*Given request A:*
In the credit agreement excerpt, what date is given for each of the three agreements that make up the Acquisition Agreement?

*Selected text:*
## begin

A. Borrower and STOP have entered into the Acquisition Agreement with Steuart Petroleum and certain of its Affiliates for the purpose of acquiring the Steuart Assets. Borrower has requested Agent and Lenders to enter into this agreement to provide Borrowings (that may never exceed the total Commitments) to Borrower on a revolving basis to finance, in part, the acquisition of the Steuart Assets.
B. As of December 22, 1994 (1) Borrower, Agent, and certain financial institutions entered into the December Credit Agreement, (2) Borrower and the other KPP Companies entered into the Note Agreements with Noteholders, and (3) Collateral Trustee, Agent, those certain financial institutions, and Noteholders entered into -- and Borrower and the other KPP Companies consented to -- the Intercreditor Agreement.
C. The Obligation under this agreement is (1) "Qualifying Debt," as that term is defined in the 1994 Credit Agreement, the Note Purchase Agreements, and the Intercreditor Agreement and (2) therefore permitted to be secured by the Collateral on a pari passu basis with the indebtedness under the December Credit Agreement and the Note Agreements.
D. Subject to and upon the terms and conditions of the Loan Papers, Agent and Lenders have agreed to extend Borrowings under the agreement to Borrower.
ACCORDINGLY, for adequate and sufficient consideration, Borrower, Lenders, and Agent agree as follows:
SECTION I. DEFINITIONS AND TERMS.
1.1 Definitions. As used in the Loan Papers:
ACQUISITION AGREEMENT means, collectively, (a) the Asset Purchase Agreement dated as of August 27, 1995, between Steuart Petroleum, SPC Terminals, Incorporated, STOP, and Borrower, (b) the Piney Point Pipeline Asset Purchase Agreement, dated as of August 27, 1995, between Piney Point Industries, Inc., STOP, and Borrower, and (c) the Purchase Agreement dated as of August 27, 1995, between Steuart Investment Company, STOP, and Borrower, for the purchase of assets at Cockpit Point, as each may be amended from time to time, providing for the purchase by STOP of the Steuart Assets and the guaranty of STOP's payment and performance under each of the above by Borrower.
ACTUAL TERMINATION DATE means the earlier of either (a) the Stated Termination Date or (b) the effective date that the Commitments are otherwise canceled or terminated under this agreement.
AFFILIATE of a Person means any other individual or entity who (directly or indirectly through ownership, voting securities, contract, or otherwise) controls, is controlled by, or under common control with that Person. For purposes of this definition (a) "control" or similar terms mean the power to direct or cause the direction of management or policies of that Person, but (b) none of the KPP Companies or Restricted Subsidiaries at any time are "Affiliates" of each other.
AGENT means, at any time, Texas Commerce Bank National Association (or its successor appointed under SECTION 13) acting as agent for Lenders under the Loan Papers.

## end

*Records provided:*
## begin

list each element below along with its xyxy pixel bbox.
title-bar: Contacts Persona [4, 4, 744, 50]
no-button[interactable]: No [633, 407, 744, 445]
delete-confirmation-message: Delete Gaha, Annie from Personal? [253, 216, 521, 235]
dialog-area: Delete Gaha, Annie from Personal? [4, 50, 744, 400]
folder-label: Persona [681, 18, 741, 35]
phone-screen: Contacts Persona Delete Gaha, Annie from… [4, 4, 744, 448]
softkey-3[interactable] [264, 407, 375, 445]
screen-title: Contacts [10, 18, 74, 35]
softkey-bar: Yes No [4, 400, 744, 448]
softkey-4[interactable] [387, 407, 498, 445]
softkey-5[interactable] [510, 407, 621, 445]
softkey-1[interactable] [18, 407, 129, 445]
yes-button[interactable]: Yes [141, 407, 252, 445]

## end

*Given request B:*
Format the entries, from their first line through the line containing "dialog-area: Delete Gaha, Annie", as a Markdown table with the columns Row and Line, omitting any blank lines.

*Task result A:*
August 27, 1995.

*Task result B:*
| Row | Line |
|---|---|
| 1 | list each element below along with its xyxy pixel bbox. |
| 2 | title-bar: Contacts Persona [4, 4, 744, 50] |
| 3 | no-button[interactable]: No [633, 407, 744, 445] |
| 4 | delete-confirmation-message: Delete Gaha, Annie from Personal? [253, 216, 521, 235] |
| 5 | dialog-area: Delete Gaha, Annie from Personal? [4, 50, 744, 400] |